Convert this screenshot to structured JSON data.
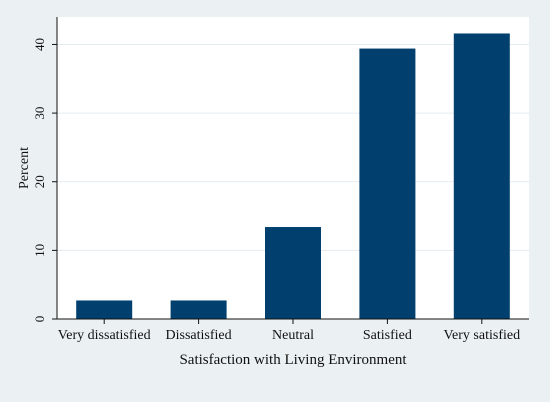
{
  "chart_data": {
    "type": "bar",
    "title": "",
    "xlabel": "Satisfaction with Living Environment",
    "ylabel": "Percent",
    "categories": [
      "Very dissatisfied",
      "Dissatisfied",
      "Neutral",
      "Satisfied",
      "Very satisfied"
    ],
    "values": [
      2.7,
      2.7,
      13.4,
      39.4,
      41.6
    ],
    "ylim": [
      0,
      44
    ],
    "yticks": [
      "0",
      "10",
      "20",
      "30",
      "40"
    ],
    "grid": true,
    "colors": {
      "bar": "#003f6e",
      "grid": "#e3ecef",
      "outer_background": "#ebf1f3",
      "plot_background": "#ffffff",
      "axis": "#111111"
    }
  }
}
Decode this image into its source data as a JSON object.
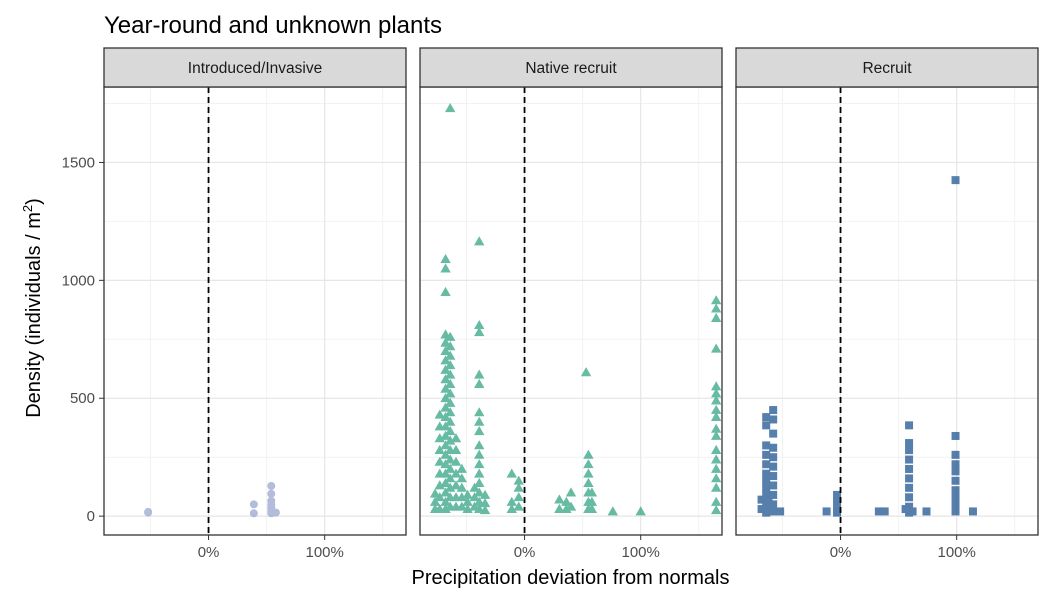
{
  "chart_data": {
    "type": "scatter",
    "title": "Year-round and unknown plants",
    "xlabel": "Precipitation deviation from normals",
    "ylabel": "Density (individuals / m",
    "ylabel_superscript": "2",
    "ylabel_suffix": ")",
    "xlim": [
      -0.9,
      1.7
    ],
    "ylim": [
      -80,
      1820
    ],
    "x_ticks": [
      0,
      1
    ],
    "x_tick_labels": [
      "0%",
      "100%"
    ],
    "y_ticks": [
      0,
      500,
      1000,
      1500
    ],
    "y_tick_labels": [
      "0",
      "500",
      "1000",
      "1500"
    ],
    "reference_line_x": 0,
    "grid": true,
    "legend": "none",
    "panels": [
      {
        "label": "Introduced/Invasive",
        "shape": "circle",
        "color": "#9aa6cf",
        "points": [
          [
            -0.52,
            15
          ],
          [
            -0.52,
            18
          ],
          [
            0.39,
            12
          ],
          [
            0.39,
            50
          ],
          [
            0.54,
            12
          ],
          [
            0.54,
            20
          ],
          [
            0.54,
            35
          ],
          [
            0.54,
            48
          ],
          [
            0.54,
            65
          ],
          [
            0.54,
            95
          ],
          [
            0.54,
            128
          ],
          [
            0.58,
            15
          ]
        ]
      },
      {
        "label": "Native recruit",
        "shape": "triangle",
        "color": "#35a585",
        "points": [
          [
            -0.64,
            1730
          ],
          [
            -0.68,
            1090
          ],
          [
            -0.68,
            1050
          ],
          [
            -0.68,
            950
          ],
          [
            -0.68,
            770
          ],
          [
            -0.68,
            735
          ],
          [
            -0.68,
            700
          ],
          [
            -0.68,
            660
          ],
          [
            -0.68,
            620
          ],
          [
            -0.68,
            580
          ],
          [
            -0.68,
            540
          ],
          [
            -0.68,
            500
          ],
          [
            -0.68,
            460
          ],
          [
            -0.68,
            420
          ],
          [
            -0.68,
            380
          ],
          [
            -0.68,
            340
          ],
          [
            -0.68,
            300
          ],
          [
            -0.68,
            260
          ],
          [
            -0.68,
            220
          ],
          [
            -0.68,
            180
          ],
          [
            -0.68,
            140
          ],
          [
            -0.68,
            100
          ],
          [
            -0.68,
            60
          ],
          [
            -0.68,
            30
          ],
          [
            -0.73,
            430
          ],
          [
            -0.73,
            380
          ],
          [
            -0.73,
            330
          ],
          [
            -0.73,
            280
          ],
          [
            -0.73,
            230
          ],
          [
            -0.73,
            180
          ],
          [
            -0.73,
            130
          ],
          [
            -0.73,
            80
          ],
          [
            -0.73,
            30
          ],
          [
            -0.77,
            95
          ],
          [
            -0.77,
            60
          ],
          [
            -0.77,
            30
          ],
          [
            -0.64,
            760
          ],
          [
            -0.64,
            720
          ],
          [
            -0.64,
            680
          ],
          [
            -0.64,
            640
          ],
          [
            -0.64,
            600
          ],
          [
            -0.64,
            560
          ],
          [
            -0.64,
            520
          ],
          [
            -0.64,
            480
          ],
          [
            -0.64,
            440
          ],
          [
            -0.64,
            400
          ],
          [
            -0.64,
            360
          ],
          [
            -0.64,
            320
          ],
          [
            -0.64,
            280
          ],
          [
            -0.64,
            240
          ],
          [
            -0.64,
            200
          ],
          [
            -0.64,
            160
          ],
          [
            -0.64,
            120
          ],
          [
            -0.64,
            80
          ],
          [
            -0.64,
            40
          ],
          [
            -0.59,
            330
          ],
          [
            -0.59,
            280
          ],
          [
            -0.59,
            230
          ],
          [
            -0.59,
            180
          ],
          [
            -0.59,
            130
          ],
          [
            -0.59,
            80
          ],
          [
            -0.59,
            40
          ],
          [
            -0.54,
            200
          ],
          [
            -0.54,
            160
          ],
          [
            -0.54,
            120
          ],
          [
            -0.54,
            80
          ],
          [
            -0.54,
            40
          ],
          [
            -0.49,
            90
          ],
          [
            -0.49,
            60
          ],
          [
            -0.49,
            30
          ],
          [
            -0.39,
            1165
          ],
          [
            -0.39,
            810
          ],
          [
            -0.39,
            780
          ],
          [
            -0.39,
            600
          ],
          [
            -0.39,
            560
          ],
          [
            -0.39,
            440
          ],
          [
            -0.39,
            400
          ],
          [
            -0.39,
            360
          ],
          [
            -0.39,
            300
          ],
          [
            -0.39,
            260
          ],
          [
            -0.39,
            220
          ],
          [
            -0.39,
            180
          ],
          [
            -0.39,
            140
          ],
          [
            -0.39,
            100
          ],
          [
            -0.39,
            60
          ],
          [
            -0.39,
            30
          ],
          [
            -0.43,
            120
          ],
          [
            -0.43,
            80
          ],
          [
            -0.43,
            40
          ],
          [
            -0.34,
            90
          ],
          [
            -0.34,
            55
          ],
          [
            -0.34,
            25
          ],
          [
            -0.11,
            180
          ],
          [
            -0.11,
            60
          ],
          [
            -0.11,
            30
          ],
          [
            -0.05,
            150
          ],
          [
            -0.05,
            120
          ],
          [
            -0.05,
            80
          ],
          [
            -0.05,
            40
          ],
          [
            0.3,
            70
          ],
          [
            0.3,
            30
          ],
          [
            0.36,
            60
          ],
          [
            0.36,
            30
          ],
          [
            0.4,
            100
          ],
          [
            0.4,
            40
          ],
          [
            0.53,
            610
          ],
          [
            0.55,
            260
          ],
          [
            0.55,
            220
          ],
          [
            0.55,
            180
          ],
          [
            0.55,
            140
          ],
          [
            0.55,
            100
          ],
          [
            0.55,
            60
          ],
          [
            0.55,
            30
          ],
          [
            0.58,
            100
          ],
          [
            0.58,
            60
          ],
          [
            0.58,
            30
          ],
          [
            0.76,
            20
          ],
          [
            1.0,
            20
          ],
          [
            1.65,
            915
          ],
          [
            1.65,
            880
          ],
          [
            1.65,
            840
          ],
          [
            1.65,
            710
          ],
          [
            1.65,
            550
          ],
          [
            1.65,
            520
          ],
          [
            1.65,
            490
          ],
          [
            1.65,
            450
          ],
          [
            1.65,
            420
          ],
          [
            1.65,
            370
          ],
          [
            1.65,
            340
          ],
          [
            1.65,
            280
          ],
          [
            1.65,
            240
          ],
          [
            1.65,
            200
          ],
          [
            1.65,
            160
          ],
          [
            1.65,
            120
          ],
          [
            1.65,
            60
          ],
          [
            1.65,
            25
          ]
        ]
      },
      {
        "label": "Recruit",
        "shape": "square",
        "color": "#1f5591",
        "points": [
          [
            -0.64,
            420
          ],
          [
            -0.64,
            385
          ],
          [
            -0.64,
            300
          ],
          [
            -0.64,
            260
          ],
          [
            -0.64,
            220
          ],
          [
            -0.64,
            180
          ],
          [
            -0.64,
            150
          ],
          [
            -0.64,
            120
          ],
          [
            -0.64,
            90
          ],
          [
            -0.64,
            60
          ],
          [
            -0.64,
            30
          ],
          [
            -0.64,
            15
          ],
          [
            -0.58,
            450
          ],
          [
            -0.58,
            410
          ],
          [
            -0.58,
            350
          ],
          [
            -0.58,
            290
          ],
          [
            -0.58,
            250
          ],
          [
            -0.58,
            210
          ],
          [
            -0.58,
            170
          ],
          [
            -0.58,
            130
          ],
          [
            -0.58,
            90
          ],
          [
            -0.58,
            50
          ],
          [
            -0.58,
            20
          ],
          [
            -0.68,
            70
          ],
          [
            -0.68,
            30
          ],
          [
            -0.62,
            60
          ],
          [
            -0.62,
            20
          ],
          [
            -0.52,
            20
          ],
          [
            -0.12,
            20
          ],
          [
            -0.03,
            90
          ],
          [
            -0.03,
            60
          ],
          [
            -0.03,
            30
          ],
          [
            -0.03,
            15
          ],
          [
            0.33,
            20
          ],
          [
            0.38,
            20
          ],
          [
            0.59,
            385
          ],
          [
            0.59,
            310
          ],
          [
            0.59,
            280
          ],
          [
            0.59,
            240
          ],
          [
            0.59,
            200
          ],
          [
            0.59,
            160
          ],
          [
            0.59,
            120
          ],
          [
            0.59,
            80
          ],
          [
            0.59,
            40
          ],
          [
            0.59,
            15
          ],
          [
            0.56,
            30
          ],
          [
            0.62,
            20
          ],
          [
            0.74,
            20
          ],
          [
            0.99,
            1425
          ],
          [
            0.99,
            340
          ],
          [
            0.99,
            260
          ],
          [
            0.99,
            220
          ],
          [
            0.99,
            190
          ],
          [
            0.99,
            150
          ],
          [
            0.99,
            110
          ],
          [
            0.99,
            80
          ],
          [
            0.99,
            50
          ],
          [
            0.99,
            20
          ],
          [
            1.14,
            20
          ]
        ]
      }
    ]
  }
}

##############################

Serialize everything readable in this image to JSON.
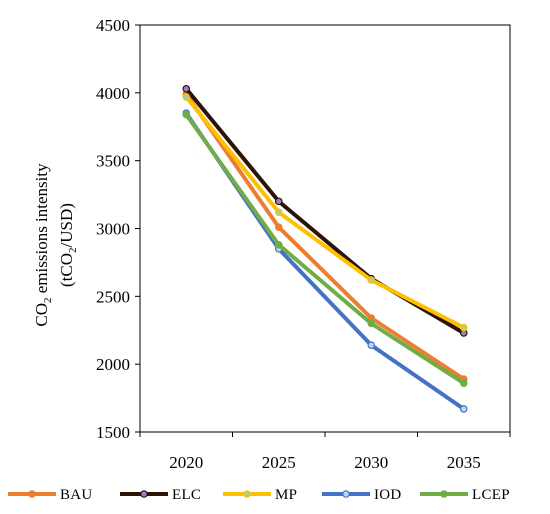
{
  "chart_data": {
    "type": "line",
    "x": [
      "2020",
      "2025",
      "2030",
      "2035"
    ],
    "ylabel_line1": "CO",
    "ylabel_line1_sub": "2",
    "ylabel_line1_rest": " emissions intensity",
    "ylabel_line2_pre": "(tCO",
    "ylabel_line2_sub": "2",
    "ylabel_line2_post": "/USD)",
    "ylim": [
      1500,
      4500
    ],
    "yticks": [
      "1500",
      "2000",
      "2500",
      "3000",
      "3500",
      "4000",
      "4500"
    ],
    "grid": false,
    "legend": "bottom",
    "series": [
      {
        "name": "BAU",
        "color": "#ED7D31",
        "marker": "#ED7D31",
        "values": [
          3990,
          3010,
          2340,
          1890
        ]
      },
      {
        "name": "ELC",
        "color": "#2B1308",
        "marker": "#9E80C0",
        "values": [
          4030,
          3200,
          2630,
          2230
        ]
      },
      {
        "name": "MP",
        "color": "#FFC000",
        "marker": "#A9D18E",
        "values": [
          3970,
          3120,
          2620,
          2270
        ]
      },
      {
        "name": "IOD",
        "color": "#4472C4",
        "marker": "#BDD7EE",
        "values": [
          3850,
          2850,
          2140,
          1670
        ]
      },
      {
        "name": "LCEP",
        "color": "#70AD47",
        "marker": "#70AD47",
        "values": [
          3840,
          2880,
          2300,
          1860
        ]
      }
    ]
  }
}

##############################

▸ **DO THIS**: Copy every line of the records above that contains "grid".

▸ **THE ANSWER**:
    "grid": true,
      "grid": "#e3ecef",
    "grid": true,
    "grid": false,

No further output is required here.